>> BEGIN ENTRIES SHOWN

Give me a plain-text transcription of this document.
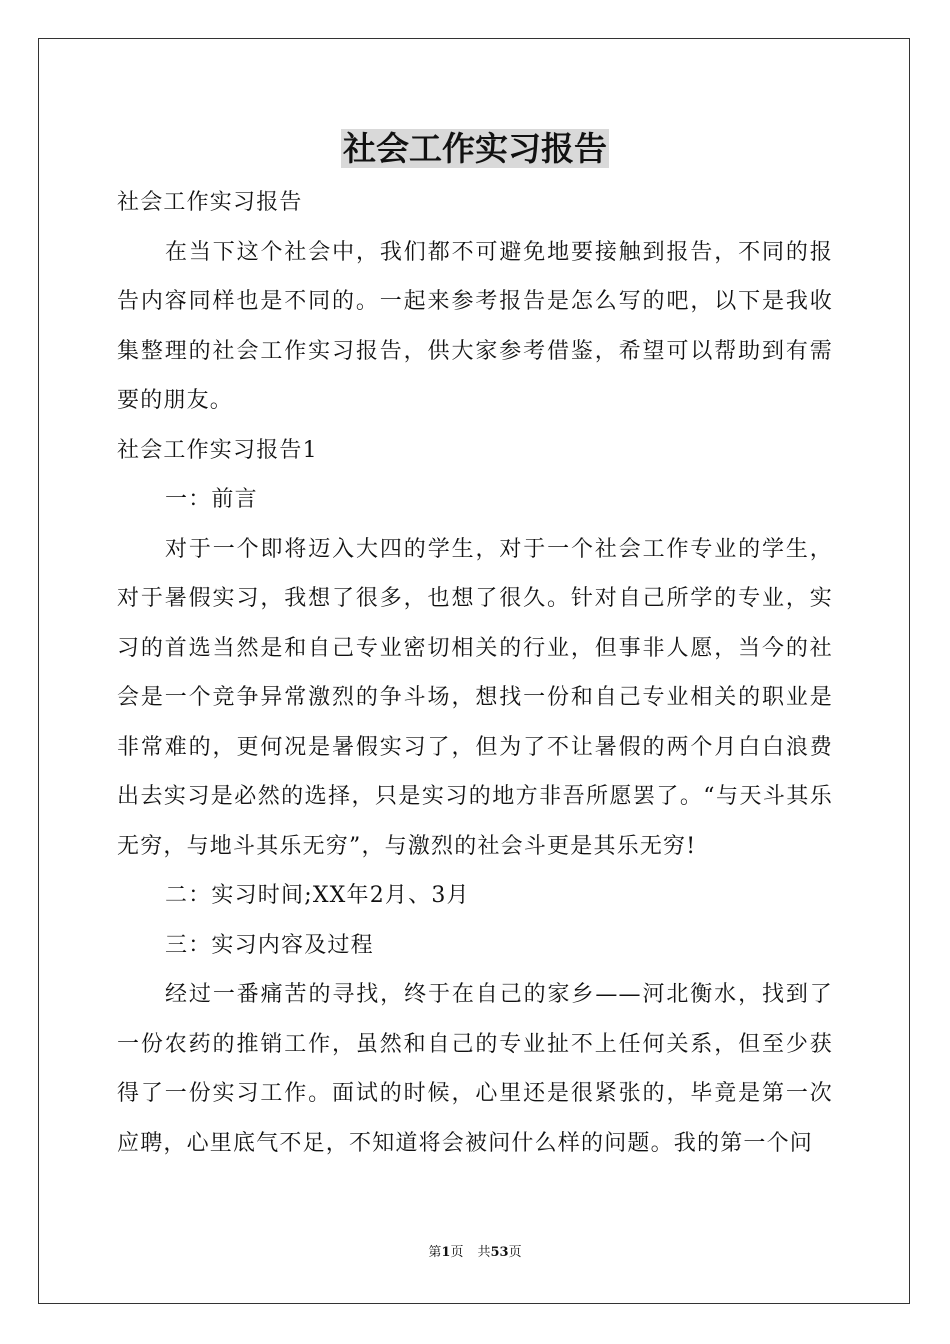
社会工作实习报告

社会工作实习报告

在当下这个社会中，我们都不可避免地要接触到报告，不同的报告内容同样也是不同的。一起来参考报告是怎么写的吧，以下是我收集整理的社会工作实习报告，供大家参考借鉴，希望可以帮助到有需要的朋友。

社会工作实习报告1

一：前言

对于一个即将迈入大四的学生，对于一个社会工作专业的学生，对于暑假实习，我想了很多，也想了很久。针对自己所学的专业，实习的首选当然是和自己专业密切相关的行业，但事非人愿，当今的社会是一个竞争异常激烈的争斗场，想找一份和自己专业相关的职业是非常难的，更何况是暑假实习了，但为了不让暑假的两个月白白浪费出去实习是必然的选择，只是实习的地方非吾所愿罢了。“与天斗其乐无穷，与地斗其乐无穷”，与激烈的社会斗更是其乐无穷!

二：实习时间;XX年2月、3月

三：实习内容及过程

经过一番痛苦的寻找，终于在自己的家乡——河北衡水，找到了一份农药的推销工作，虽然和自己的专业扯不上任何关系，但至少获得了一份实习工作。面试的时候，心里还是很紧张的，毕竟是第一次应聘，心里底气不足，不知道将会被问什么样的问题。我的第一个问

第1页 共53页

>> END ENTRIES SHOWN

WHAT NEEDS TO BE DONE. Omit any images, then output the listing exactly.

RESPONSE.
Give me a plain-text transcription of this document.
社会工作实习报告

社会工作实习报告

在当下这个社会中，我们都不可避免地要接触到报告，不同的报告内容同样也是不同的。一起来参考报告是怎么写的吧，以下是我收集整理的社会工作实习报告，供大家参考借鉴，希望可以帮助到有需要的朋友。

社会工作实习报告1

一：前言

对于一个即将迈入大四的学生，对于一个社会工作专业的学生，对于暑假实习，我想了很多，也想了很久。针对自己所学的专业，实习的首选当然是和自己专业密切相关的行业，但事非人愿，当今的社会是一个竞争异常激烈的争斗场，想找一份和自己专业相关的职业是非常难的，更何况是暑假实习了，但为了不让暑假的两个月白白浪费出去实习是必然的选择，只是实习的地方非吾所愿罢了。“与天斗其乐无穷，与地斗其乐无穷”，与激烈的社会斗更是其乐无穷!

二：实习时间;XX年2月、3月

三：实习内容及过程

经过一番痛苦的寻找，终于在自己的家乡——河北衡水，找到了一份农药的推销工作，虽然和自己的专业扯不上任何关系，但至少获得了一份实习工作。面试的时候，心里还是很紧张的，毕竟是第一次应聘，心里底气不足，不知道将会被问什么样的问题。我的第一个问

第1页 共53页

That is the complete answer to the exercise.